[Instructions to follow]
Reproduce the records as a Markdown table with the columns Row and Line. Begin at the start of the records and stop after the line that contains "Text: network and", numbering each line and leaving out blank lines.

[Dataset records]

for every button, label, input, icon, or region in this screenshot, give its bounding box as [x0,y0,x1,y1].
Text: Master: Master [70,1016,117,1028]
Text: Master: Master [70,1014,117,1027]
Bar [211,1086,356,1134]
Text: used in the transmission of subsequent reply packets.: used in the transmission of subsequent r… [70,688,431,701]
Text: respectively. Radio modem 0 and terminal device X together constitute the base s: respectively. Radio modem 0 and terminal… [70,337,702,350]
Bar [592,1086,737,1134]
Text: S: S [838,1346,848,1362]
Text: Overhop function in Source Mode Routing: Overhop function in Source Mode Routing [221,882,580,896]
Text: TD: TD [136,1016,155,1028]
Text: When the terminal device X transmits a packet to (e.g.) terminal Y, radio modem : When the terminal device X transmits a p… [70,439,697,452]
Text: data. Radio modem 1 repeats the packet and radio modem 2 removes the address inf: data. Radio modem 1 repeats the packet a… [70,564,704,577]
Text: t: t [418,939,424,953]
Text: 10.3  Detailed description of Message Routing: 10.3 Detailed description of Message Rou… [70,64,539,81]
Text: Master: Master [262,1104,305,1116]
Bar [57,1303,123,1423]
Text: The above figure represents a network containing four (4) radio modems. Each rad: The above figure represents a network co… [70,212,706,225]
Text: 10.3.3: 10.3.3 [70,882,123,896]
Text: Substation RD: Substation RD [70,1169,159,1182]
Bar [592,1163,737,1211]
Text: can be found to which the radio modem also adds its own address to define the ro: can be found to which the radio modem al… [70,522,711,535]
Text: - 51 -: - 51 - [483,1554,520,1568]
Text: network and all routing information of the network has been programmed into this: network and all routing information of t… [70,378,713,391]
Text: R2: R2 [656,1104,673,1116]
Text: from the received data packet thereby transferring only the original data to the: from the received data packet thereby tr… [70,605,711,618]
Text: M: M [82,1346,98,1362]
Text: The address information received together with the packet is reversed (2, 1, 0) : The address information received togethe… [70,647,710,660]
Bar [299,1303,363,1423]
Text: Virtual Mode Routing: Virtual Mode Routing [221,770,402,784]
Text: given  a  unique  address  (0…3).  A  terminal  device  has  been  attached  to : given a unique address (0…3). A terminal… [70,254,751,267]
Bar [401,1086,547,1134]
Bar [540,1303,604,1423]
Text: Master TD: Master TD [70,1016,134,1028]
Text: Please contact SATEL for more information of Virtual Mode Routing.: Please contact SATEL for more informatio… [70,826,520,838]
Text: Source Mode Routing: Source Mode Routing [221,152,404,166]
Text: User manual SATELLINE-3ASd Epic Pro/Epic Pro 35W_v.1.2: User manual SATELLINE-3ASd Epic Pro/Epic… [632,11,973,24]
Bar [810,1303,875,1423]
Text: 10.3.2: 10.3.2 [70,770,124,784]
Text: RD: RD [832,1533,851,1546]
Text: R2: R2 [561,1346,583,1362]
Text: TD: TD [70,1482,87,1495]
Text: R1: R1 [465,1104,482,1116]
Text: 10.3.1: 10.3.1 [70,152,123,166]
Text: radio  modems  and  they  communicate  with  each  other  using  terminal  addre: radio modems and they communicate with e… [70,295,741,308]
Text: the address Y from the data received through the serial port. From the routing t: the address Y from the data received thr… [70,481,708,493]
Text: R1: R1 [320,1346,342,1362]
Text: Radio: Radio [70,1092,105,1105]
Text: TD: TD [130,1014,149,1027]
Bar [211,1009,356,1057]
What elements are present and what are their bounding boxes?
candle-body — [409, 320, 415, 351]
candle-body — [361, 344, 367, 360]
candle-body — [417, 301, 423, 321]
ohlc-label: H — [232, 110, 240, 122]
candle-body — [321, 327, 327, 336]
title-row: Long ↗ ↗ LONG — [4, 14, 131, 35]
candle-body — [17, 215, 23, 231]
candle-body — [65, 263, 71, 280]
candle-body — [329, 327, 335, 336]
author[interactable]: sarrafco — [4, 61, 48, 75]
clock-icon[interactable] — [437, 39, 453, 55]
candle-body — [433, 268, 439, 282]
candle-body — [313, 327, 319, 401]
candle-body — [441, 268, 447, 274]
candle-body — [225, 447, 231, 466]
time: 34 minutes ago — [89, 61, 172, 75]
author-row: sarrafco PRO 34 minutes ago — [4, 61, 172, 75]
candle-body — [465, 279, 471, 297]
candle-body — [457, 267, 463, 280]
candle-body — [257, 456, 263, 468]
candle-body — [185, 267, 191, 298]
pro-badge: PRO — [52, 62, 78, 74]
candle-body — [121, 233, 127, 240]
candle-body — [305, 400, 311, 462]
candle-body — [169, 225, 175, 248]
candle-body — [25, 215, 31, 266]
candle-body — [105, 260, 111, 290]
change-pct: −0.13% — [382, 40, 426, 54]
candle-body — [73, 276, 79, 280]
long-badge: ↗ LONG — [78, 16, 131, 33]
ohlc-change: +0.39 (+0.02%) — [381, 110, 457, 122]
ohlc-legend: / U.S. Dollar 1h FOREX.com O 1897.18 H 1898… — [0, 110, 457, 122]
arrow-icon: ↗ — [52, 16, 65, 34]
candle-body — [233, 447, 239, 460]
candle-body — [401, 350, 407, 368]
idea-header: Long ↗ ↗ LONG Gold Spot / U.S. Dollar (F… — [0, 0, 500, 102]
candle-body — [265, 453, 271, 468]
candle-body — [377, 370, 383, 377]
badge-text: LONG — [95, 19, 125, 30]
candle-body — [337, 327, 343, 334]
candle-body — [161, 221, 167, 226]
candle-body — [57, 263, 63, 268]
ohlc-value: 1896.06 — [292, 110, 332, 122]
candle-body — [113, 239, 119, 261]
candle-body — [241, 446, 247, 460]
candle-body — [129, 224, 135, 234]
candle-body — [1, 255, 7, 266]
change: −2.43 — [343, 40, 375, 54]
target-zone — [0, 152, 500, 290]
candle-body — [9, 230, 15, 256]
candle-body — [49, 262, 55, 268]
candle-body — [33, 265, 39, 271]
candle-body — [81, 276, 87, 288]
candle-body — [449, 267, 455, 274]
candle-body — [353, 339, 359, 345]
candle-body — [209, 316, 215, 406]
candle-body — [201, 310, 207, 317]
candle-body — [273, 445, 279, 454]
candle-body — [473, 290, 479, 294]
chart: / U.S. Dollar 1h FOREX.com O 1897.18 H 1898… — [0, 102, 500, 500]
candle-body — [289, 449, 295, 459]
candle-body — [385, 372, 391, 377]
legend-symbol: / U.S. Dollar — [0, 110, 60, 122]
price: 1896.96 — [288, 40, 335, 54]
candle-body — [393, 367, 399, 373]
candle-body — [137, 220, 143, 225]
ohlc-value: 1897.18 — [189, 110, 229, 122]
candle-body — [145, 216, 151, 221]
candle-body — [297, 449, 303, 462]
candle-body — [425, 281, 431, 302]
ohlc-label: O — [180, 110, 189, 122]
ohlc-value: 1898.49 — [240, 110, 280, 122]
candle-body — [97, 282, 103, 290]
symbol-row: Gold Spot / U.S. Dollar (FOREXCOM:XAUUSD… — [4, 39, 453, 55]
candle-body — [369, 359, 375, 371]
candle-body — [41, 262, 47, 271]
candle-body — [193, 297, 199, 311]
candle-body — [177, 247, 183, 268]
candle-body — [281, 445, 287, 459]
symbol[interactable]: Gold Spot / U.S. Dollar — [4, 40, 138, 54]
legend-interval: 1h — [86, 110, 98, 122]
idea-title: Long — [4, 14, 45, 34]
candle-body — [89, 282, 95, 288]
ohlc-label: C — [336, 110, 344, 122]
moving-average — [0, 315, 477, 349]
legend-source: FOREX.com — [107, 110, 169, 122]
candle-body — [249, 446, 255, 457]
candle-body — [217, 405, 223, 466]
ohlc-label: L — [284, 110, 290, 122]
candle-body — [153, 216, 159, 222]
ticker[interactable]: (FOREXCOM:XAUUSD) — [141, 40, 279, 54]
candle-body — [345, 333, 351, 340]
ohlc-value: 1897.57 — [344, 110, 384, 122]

[Answer to the exercise]
| Row | Line |
|---|---|
| 1 | for every button, label, input, icon, or region in this screenshot, give its bounding box as [x0,y0,x1,y1]. |
| 2 | Text: Master: Master [70,1016,117,1028] |
| 3 | Text: Master: Master [70,1014,117,1027] |
| 4 | Bar [211,1086,356,1134] |
| 5 | Text: used in the transmission of subsequent reply packets.: used in the transmission of subsequent r… [70,688,431,701] |
| 6 | Text: respectively. Radio modem 0 and terminal device X together constitute the base s: respectively. Radio modem 0 and terminal… [70,337,702,350] |
| 7 | Bar [592,1086,737,1134] |
| 8 | Text: S: S [838,1346,848,1362] |
| 9 | Text: Overhop function in Source Mode Routing: Overhop function in Source Mode Routing [221,882,580,896] |
| 10 | Text: TD: TD [136,1016,155,1028] |
| 11 | Text: When the terminal device X transmits a packet to (e.g.) terminal Y, radio modem : When the terminal device X transmits a p… [70,439,697,452] |
| 12 | Text: data. Radio modem 1 repeats the packet and radio modem 2 removes the address inf: data. Radio modem 1 repeats the packet a… [70,564,704,577] |
| 13 | Text: t: t [418,939,424,953] |
| 14 | Text: 10.3  Detailed description of Message Routing: 10.3 Detailed description of Message Rou… [70,64,539,81] |
| 15 | Text: Master: Master [262,1104,305,1116] |
| 16 | Bar [57,1303,123,1423] |
| 17 | Text: The above figure represents a network containing four (4) radio modems. Each rad: The above figure represents a network co… [70,212,706,225] |
| 18 | Text: 10.3.3: 10.3.3 [70,882,123,896] |
| 19 | Text: Substation RD: Substation RD [70,1169,159,1182] |
| 20 | Bar [592,1163,737,1211] |
| 21 | Text: can be found to which the radio modem also adds its own address to define the ro: can be found to which the radio modem al… [70,522,711,535] |
| 22 | Text: - 51 -: - 51 - [483,1554,520,1568] |
| 23 | Text: network and all routing information of the network has been programmed into this: network and all routing information of t… [70,378,713,391] |